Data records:
#####
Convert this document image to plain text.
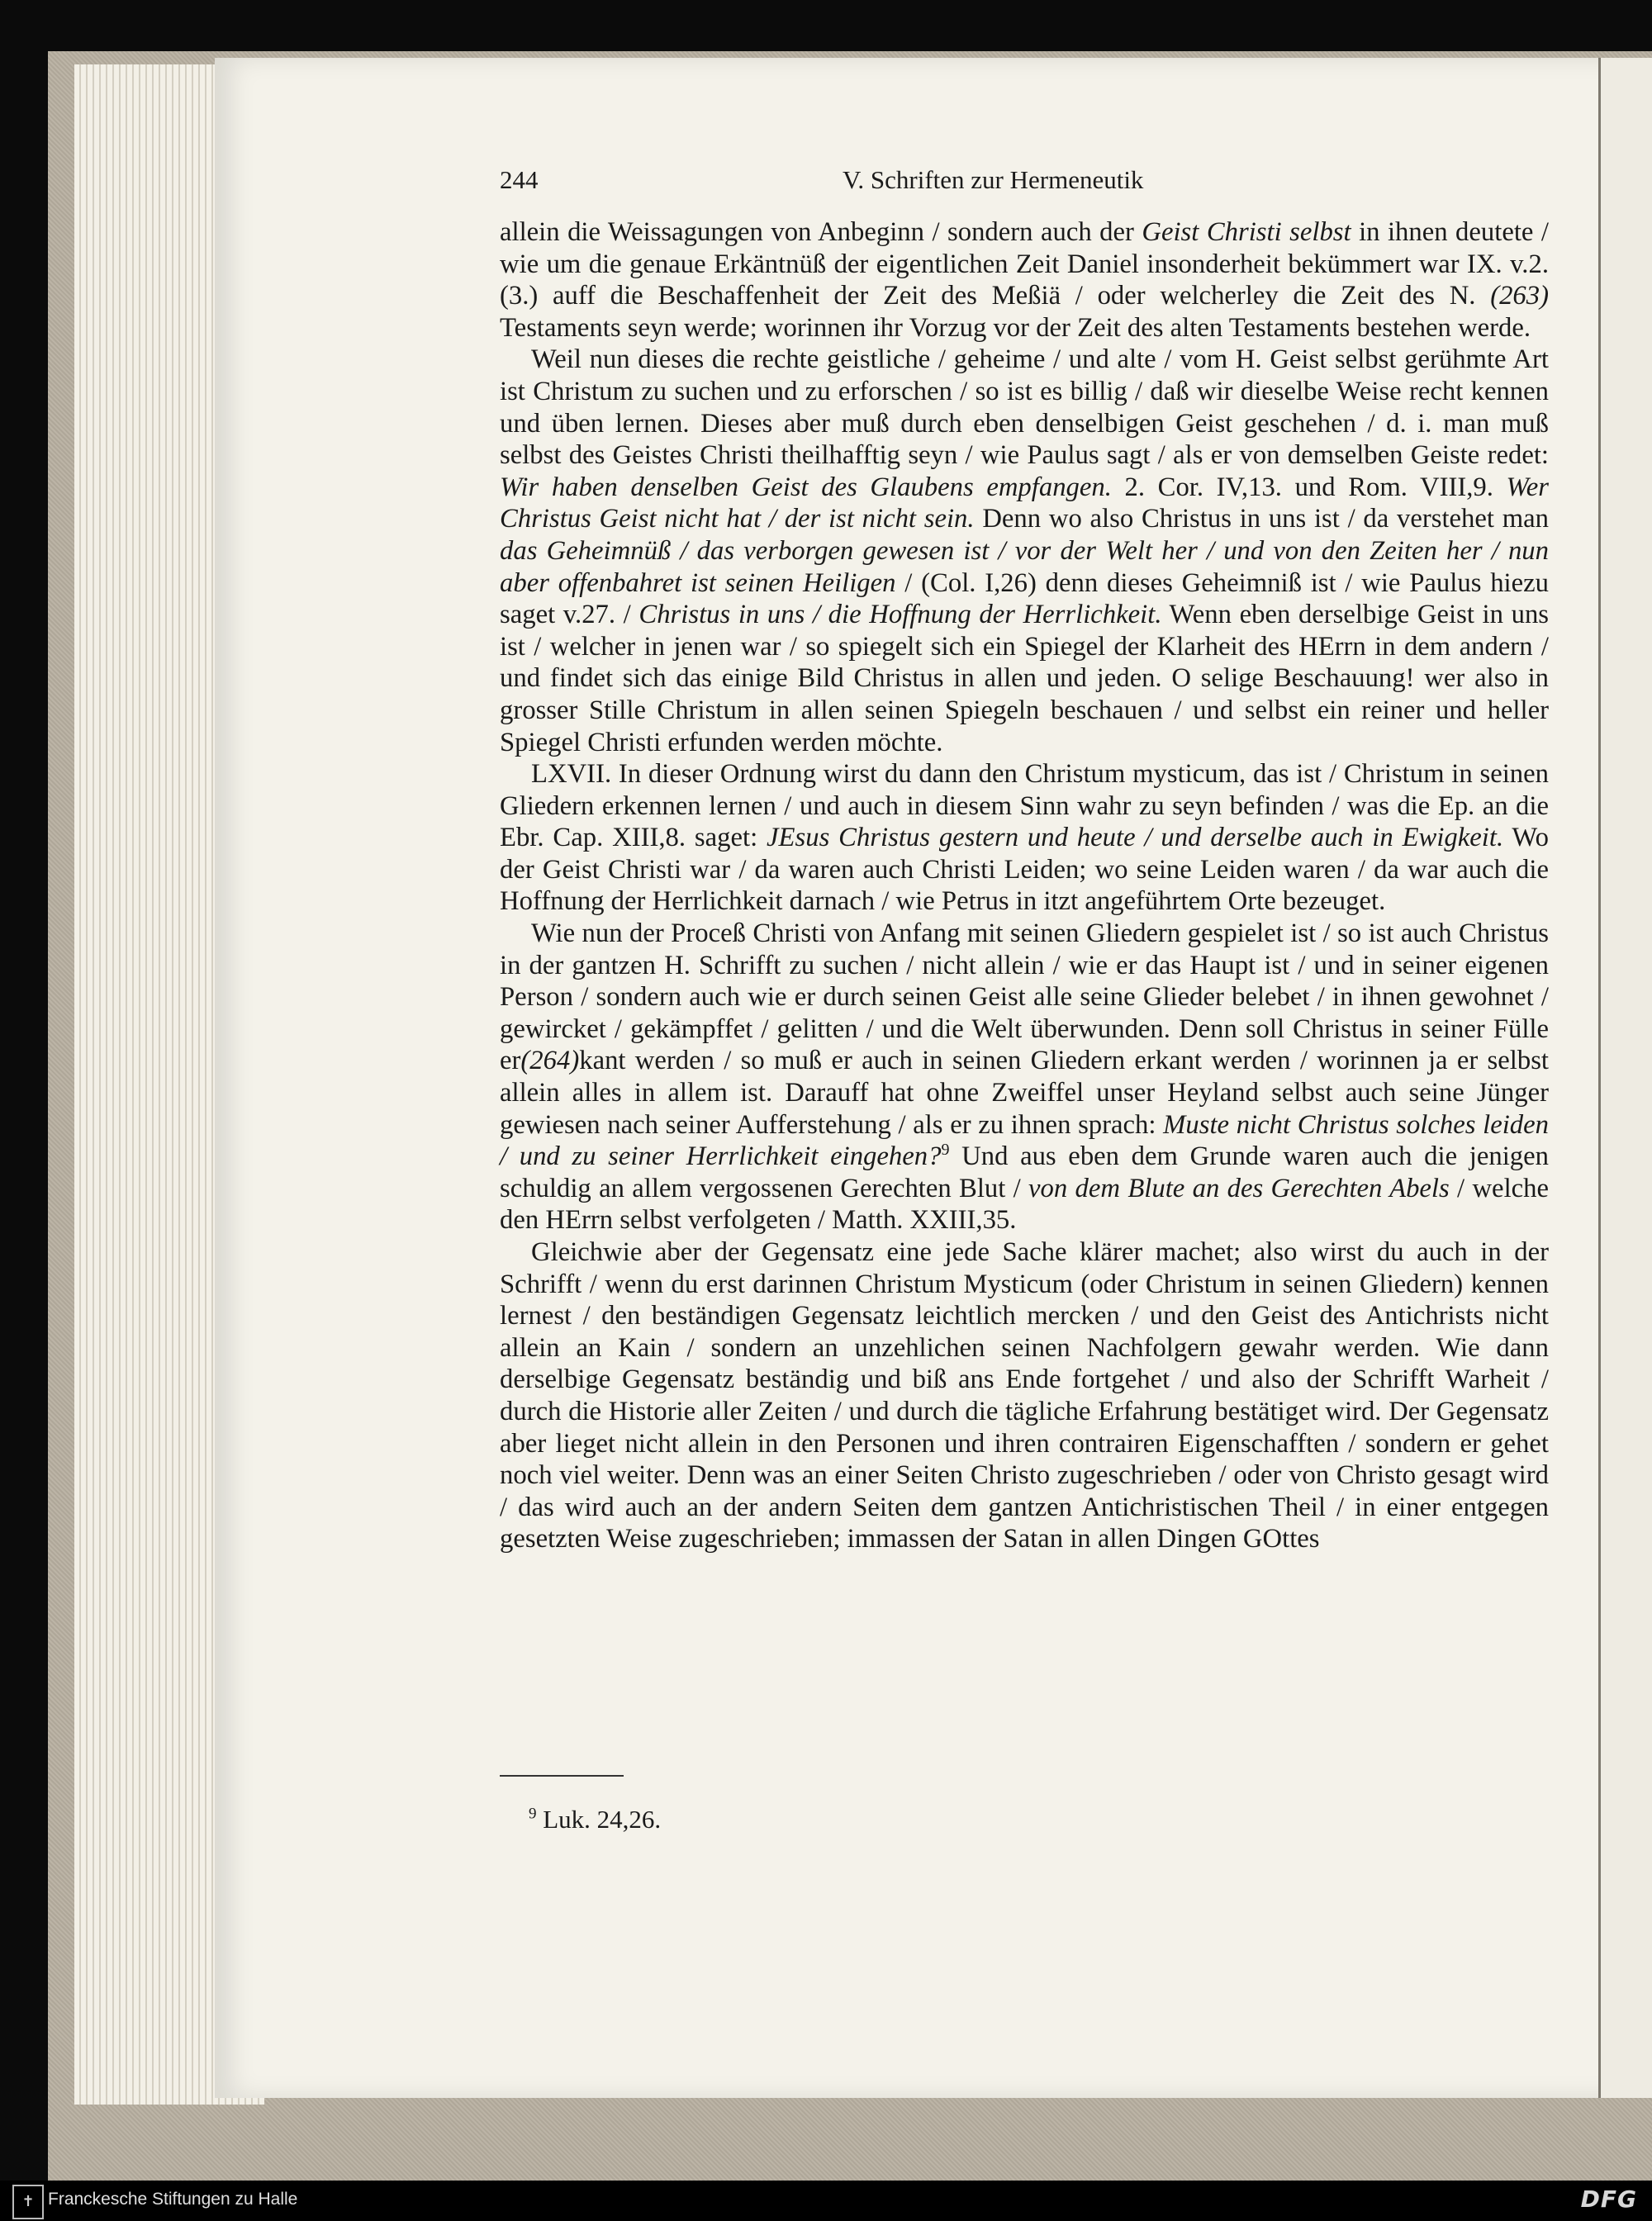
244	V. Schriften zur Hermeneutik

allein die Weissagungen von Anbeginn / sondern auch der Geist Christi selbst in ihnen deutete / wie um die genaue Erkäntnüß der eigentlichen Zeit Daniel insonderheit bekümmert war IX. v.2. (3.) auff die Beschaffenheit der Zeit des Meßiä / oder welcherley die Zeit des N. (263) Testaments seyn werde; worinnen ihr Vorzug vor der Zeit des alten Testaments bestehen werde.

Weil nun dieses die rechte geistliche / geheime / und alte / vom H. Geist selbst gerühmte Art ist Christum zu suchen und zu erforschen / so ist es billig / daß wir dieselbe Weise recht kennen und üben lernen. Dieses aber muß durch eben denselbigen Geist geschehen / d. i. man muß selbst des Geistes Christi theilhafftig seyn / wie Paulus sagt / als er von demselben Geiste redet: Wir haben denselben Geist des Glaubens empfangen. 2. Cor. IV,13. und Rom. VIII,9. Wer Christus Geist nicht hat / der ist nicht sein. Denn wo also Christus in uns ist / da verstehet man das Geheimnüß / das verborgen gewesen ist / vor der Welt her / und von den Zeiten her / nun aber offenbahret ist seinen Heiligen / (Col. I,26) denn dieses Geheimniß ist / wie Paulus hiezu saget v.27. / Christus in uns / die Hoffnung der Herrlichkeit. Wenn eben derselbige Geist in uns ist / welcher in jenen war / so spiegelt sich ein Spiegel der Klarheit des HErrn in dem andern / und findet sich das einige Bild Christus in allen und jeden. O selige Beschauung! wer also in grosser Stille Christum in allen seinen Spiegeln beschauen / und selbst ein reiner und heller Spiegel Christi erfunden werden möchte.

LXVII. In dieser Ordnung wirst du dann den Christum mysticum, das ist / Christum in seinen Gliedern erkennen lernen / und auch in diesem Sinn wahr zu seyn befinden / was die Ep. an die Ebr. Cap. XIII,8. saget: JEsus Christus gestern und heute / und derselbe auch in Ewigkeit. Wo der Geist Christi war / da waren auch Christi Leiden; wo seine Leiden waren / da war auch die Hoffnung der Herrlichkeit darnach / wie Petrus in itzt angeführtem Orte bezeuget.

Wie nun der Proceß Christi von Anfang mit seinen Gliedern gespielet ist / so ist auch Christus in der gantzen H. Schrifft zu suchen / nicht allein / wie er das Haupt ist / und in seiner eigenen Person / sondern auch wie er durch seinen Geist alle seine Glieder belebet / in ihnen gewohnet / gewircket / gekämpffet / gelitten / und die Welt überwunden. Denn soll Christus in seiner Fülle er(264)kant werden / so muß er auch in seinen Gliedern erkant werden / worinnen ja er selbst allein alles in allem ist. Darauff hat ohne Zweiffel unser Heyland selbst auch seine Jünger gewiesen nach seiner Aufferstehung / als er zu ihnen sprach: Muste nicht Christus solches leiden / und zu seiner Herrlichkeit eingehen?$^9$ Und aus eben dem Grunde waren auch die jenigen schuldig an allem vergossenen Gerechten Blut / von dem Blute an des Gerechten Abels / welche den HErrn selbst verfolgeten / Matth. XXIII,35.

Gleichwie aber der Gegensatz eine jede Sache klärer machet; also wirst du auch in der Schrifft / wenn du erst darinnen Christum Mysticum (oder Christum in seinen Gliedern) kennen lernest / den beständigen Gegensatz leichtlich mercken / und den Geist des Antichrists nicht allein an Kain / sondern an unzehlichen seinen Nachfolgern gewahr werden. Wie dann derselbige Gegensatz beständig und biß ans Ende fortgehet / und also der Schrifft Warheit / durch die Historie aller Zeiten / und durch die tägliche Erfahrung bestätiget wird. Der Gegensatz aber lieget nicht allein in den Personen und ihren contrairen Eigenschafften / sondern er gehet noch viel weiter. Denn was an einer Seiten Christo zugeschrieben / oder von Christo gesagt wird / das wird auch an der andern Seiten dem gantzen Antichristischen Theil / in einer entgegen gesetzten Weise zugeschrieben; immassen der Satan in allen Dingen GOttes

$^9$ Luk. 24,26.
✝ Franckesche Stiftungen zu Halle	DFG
#####
**Goal**.
Quote every record above exactly, leaving out the pictures.

**Task response**.
Convert this document image to plain text.
244	V. Schriften zur Hermeneutik

allein die Weissagungen von Anbeginn / sondern auch der Geist Christi selbst in ihnen deutete / wie um die genaue Erkäntnüß der eigentlichen Zeit Daniel insonderheit bekümmert war IX. v.2. (3.) auff die Beschaffenheit der Zeit des Meßiä / oder welcherley die Zeit des N. (263) Testaments seyn werde; worinnen ihr Vorzug vor der Zeit des alten Testaments bestehen werde.

Weil nun dieses die rechte geistliche / geheime / und alte / vom H. Geist selbst gerühmte Art ist Christum zu suchen und zu erforschen / so ist es billig / daß wir dieselbe Weise recht kennen und üben lernen. Dieses aber muß durch eben denselbigen Geist geschehen / d. i. man muß selbst des Geistes Christi theilhafftig seyn / wie Paulus sagt / als er von demselben Geiste redet: Wir haben denselben Geist des Glaubens empfangen. 2. Cor. IV,13. und Rom. VIII,9. Wer Christus Geist nicht hat / der ist nicht sein. Denn wo also Christus in uns ist / da verstehet man das Geheimnüß / das verborgen gewesen ist / vor der Welt her / und von den Zeiten her / nun aber offenbahret ist seinen Heiligen / (Col. I,26) denn dieses Geheimniß ist / wie Paulus hiezu saget v.27. / Christus in uns / die Hoffnung der Herrlichkeit. Wenn eben derselbige Geist in uns ist / welcher in jenen war / so spiegelt sich ein Spiegel der Klarheit des HErrn in dem andern / und findet sich das einige Bild Christus in allen und jeden. O selige Beschauung! wer also in grosser Stille Christum in allen seinen Spiegeln beschauen / und selbst ein reiner und heller Spiegel Christi erfunden werden möchte.

LXVII. In dieser Ordnung wirst du dann den Christum mysticum, das ist / Christum in seinen Gliedern erkennen lernen / und auch in diesem Sinn wahr zu seyn befinden / was die Ep. an die Ebr. Cap. XIII,8. saget: JEsus Christus gestern und heute / und derselbe auch in Ewigkeit. Wo der Geist Christi war / da waren auch Christi Leiden; wo seine Leiden waren / da war auch die Hoffnung der Herrlichkeit darnach / wie Petrus in itzt angeführtem Orte bezeuget.

Wie nun der Proceß Christi von Anfang mit seinen Gliedern gespielet ist / so ist auch Christus in der gantzen H. Schrifft zu suchen / nicht allein / wie er das Haupt ist / und in seiner eigenen Person / sondern auch wie er durch seinen Geist alle seine Glieder belebet / in ihnen gewohnet / gewircket / gekämpffet / gelitten / und die Welt überwunden. Denn soll Christus in seiner Fülle er(264)kant werden / so muß er auch in seinen Gliedern erkant werden / worinnen ja er selbst allein alles in allem ist. Darauff hat ohne Zweiffel unser Heyland selbst auch seine Jünger gewiesen nach seiner Aufferstehung / als er zu ihnen sprach: Muste nicht Christus solches leiden / und zu seiner Herrlichkeit eingehen?$^9$ Und aus eben dem Grunde waren auch die jenigen schuldig an allem vergossenen Gerechten Blut / von dem Blute an des Gerechten Abels / welche den HErrn selbst verfolgeten / Matth. XXIII,35.

Gleichwie aber der Gegensatz eine jede Sache klärer machet; also wirst du auch in der Schrifft / wenn du erst darinnen Christum Mysticum (oder Christum in seinen Gliedern) kennen lernest / den beständigen Gegensatz leichtlich mercken / und den Geist des Antichrists nicht allein an Kain / sondern an unzehlichen seinen Nachfolgern gewahr werden. Wie dann derselbige Gegensatz beständig und biß ans Ende fortgehet / und also der Schrifft Warheit / durch die Historie aller Zeiten / und durch die tägliche Erfahrung bestätiget wird. Der Gegensatz aber lieget nicht allein in den Personen und ihren contrairen Eigenschafften / sondern er gehet noch viel weiter. Denn was an einer Seiten Christo zugeschrieben / oder von Christo gesagt wird / das wird auch an der andern Seiten dem gantzen Antichristischen Theil / in einer entgegen gesetzten Weise zugeschrieben; immassen der Satan in allen Dingen GOttes

$^9$ Luk. 24,26.
✝ Franckesche Stiftungen zu Halle	DFG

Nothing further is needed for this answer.